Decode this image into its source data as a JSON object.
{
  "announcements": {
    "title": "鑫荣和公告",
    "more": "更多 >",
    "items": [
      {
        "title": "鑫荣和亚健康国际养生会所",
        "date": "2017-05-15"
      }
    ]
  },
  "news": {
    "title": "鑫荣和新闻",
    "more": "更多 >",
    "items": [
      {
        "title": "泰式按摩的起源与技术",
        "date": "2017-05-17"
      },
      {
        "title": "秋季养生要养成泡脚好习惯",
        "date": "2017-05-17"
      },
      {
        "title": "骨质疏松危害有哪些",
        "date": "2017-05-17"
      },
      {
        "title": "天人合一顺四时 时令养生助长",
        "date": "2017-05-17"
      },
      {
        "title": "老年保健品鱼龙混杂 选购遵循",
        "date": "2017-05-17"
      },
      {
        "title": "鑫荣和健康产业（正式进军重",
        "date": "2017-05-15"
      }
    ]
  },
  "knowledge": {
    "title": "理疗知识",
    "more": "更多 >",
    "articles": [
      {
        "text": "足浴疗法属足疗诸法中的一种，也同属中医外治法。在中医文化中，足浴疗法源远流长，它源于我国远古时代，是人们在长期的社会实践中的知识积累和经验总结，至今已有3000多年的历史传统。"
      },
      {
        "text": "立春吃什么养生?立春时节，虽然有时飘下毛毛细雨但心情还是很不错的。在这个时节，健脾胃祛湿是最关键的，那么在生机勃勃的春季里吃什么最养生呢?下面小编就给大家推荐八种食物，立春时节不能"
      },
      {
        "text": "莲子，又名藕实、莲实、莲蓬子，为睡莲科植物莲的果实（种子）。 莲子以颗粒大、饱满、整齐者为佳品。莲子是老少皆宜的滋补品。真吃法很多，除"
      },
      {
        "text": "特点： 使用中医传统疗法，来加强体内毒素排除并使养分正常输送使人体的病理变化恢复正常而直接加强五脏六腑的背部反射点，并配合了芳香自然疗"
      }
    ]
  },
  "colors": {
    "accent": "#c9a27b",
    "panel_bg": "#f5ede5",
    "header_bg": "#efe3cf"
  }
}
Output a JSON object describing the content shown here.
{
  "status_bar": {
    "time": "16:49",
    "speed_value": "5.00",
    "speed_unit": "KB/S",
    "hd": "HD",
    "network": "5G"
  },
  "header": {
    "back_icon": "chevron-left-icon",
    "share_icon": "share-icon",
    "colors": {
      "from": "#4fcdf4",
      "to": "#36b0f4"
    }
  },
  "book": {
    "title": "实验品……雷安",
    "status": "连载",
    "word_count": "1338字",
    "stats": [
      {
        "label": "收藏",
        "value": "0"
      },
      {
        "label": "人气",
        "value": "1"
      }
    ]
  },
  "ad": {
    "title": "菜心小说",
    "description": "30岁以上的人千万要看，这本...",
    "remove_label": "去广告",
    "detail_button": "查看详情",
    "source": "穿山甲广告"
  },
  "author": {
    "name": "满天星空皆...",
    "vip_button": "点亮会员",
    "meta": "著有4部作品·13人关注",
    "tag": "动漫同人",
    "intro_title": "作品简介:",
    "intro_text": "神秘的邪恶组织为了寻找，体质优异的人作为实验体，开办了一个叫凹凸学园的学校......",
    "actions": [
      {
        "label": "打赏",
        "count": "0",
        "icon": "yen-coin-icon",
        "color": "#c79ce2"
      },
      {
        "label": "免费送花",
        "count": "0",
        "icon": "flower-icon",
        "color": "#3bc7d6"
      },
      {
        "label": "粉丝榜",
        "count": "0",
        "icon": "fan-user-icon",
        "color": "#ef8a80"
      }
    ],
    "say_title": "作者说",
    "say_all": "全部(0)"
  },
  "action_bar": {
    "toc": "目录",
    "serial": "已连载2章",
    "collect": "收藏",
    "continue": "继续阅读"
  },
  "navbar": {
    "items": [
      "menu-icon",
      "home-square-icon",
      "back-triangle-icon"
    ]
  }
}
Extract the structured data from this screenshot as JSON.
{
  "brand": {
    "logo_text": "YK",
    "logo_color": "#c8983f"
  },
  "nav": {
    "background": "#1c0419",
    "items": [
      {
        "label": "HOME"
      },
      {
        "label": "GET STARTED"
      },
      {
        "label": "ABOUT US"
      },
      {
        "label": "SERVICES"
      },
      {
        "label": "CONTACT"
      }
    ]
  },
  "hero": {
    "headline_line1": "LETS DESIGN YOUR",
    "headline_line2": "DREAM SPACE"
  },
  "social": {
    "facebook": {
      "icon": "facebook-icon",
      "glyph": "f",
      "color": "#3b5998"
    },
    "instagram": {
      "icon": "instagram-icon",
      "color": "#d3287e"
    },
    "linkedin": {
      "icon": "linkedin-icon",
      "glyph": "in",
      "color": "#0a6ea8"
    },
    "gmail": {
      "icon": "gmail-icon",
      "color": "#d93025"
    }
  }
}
---+---
Beginning at the line where "Extract the structured" appears, extract each line through the end of the data above; keep them exact and include nothing else.

Extract the structured data from this screenshot as JSON.
{
  "brand": {
    "logo_text": "YK",
    "logo_color": "#c8983f"
  },
  "nav": {
    "background": "#1c0419",
    "items": [
      {
        "label": "HOME"
      },
      {
        "label": "GET STARTED"
      },
      {
        "label": "ABOUT US"
      },
      {
        "label": "SERVICES"
      },
      {
        "label": "CONTACT"
      }
    ]
  },
  "hero": {
    "headline_line1": "LETS DESIGN YOUR",
    "headline_line2": "DREAM SPACE"
  },
  "social": {
    "facebook": {
      "icon": "facebook-icon",
      "glyph": "f",
      "color": "#3b5998"
    },
    "instagram": {
      "icon": "instagram-icon",
      "color": "#d3287e"
    },
    "linkedin": {
      "icon": "linkedin-icon",
      "glyph": "in",
      "color": "#0a6ea8"
    },
    "gmail": {
      "icon": "gmail-icon",
      "color": "#d93025"
    }
  }
}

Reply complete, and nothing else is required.